Job:
Wherever the word "screenshot" appears in a line, extract that line.

=-=-=

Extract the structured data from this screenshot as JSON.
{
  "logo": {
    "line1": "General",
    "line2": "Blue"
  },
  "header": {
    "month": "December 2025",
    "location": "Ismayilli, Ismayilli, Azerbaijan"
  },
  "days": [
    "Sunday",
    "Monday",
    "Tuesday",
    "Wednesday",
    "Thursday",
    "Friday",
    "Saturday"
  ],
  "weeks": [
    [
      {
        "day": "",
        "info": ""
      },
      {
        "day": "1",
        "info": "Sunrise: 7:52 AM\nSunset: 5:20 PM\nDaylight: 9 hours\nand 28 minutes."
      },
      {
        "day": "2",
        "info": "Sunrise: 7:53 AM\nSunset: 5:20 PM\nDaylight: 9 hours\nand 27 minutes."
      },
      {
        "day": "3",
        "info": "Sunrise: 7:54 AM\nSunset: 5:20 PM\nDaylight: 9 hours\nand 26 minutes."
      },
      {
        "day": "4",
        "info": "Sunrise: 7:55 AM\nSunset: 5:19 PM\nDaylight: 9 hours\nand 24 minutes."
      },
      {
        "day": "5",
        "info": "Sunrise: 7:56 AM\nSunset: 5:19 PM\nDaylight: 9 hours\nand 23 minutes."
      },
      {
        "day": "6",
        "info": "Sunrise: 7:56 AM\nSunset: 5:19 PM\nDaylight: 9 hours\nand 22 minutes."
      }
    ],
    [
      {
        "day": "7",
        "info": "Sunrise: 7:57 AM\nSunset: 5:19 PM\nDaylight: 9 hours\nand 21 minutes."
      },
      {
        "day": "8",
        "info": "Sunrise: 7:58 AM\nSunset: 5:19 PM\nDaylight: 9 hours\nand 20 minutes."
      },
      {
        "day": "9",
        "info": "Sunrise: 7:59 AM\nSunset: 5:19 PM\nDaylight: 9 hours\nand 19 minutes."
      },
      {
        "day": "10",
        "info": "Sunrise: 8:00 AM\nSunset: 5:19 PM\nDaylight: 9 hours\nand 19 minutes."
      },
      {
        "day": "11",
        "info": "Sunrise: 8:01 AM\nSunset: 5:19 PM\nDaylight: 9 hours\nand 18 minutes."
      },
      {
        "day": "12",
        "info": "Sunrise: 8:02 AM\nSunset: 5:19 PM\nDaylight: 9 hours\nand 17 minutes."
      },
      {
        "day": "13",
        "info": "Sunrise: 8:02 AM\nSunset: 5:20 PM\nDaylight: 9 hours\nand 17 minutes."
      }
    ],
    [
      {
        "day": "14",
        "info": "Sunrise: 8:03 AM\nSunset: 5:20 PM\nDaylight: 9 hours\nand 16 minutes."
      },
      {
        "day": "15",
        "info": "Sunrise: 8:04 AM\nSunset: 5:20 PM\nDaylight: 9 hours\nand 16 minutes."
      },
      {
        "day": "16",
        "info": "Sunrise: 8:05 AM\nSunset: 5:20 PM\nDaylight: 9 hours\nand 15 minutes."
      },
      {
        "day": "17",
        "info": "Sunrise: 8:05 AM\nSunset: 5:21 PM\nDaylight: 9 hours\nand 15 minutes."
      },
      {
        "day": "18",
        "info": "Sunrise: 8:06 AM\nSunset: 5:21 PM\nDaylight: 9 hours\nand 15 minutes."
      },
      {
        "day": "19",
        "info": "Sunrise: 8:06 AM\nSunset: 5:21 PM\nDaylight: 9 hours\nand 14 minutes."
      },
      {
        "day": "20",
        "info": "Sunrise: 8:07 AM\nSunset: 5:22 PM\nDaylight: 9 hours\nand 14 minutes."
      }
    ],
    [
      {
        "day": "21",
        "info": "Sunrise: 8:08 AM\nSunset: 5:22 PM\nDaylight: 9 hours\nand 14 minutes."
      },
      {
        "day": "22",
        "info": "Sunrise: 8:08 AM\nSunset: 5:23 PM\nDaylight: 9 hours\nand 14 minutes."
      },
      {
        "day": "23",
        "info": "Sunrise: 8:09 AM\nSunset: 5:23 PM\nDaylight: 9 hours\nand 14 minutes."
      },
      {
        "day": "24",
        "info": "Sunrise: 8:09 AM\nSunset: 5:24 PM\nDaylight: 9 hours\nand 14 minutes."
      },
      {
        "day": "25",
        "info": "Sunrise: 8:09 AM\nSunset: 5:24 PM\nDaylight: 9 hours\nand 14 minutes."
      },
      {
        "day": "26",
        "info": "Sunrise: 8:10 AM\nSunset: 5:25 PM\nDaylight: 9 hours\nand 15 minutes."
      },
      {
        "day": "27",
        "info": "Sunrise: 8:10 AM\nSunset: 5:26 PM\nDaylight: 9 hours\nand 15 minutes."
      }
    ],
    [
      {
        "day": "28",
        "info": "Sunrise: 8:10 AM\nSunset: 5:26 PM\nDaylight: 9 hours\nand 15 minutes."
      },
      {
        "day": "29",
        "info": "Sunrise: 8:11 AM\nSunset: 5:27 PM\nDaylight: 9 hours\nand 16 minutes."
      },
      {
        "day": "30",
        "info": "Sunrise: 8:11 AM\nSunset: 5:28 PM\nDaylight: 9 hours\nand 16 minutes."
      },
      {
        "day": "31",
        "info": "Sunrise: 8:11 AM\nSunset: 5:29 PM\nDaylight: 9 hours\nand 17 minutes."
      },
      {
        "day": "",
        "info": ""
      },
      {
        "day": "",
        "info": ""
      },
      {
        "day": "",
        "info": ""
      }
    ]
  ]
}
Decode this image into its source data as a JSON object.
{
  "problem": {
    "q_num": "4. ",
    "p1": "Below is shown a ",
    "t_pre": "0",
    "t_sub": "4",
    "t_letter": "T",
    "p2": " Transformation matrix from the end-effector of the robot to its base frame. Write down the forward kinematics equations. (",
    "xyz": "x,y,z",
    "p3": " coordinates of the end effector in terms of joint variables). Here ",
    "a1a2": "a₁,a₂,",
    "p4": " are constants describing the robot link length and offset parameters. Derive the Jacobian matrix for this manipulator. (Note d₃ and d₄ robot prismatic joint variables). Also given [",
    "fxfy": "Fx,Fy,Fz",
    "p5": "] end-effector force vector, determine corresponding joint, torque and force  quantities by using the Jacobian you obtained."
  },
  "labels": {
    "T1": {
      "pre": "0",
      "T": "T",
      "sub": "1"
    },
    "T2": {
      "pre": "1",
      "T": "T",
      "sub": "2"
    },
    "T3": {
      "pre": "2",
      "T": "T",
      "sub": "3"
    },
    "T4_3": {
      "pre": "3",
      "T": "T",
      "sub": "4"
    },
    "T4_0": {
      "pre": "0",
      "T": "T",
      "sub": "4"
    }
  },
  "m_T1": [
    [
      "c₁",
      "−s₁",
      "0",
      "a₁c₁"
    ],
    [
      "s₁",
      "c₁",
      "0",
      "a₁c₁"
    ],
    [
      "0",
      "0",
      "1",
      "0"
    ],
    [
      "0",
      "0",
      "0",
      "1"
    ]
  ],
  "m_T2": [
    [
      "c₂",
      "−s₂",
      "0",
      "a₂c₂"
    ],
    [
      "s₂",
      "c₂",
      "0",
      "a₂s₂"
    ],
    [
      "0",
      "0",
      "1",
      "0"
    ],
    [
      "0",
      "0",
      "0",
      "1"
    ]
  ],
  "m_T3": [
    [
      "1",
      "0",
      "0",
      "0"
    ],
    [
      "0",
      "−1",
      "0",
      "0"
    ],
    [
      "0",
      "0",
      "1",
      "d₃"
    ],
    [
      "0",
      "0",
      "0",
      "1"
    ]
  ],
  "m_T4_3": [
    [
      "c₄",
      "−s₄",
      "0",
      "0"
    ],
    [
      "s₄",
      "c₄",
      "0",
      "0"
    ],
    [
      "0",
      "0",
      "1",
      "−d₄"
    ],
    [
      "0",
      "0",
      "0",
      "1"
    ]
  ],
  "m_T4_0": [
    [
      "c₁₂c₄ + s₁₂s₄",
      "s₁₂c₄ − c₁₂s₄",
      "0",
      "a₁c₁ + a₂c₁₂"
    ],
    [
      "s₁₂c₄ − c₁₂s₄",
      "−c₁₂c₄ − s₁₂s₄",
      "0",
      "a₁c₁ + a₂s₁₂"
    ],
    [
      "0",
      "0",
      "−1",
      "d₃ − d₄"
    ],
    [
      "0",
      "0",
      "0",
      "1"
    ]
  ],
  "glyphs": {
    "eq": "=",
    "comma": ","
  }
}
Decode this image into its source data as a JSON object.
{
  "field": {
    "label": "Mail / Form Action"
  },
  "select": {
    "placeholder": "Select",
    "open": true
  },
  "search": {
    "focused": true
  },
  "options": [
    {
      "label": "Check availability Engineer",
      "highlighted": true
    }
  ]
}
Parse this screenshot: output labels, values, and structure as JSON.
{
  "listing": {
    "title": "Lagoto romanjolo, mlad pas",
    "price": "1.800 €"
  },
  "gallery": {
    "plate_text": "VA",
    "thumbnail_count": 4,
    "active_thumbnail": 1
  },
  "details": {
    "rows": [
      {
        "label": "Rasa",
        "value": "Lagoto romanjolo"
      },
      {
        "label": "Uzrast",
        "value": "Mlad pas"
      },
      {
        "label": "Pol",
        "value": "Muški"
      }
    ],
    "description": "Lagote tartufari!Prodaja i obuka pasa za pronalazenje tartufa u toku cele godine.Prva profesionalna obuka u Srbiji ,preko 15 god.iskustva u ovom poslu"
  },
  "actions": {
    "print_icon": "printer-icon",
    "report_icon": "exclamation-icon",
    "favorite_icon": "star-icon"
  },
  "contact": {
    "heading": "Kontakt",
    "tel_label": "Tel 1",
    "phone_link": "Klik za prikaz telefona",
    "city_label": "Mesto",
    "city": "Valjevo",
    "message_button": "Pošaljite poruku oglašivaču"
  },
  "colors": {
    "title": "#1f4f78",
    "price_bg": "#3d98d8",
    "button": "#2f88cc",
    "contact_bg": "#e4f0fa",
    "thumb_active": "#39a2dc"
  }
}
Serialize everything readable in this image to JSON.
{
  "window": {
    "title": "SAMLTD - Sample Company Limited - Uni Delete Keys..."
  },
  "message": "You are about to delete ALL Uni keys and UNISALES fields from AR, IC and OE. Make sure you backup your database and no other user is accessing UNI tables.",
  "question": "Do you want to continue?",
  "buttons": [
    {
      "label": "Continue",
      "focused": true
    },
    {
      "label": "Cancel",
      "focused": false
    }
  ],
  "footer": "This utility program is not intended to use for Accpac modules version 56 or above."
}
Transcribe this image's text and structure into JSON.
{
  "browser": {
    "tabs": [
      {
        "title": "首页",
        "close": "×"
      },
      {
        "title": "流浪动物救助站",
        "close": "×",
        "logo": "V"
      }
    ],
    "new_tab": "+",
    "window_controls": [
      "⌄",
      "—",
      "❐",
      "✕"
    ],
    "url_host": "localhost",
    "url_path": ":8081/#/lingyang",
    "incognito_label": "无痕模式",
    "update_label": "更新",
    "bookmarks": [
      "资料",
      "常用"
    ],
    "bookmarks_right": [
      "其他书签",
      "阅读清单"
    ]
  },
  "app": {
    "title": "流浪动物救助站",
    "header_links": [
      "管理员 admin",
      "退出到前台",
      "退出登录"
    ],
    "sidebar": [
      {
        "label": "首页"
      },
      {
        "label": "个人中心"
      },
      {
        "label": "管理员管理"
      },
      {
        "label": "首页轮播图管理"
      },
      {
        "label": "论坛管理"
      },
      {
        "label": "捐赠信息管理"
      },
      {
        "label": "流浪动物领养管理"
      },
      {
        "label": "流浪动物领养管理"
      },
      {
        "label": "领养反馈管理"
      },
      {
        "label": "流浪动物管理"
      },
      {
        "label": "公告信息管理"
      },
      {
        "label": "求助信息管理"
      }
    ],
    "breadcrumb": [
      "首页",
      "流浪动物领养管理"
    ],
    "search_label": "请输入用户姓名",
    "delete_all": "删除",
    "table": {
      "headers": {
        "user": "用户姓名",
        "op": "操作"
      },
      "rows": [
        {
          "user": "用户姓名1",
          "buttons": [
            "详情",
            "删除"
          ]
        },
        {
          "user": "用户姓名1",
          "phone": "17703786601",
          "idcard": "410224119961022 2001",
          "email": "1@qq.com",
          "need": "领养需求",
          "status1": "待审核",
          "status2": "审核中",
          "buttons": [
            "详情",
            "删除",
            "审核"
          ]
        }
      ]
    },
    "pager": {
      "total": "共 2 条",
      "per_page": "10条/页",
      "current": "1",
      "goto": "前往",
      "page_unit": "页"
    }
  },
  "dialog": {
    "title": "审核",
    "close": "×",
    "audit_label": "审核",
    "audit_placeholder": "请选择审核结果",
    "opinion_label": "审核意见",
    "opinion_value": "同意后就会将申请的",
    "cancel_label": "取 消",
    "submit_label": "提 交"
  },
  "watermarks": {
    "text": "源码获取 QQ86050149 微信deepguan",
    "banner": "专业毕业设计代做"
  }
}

=-=-=

Response to this exercise:
Extract the structured data from this screenshot as JSON.
Parse this screenshot: output labels, values, and structure as JSON.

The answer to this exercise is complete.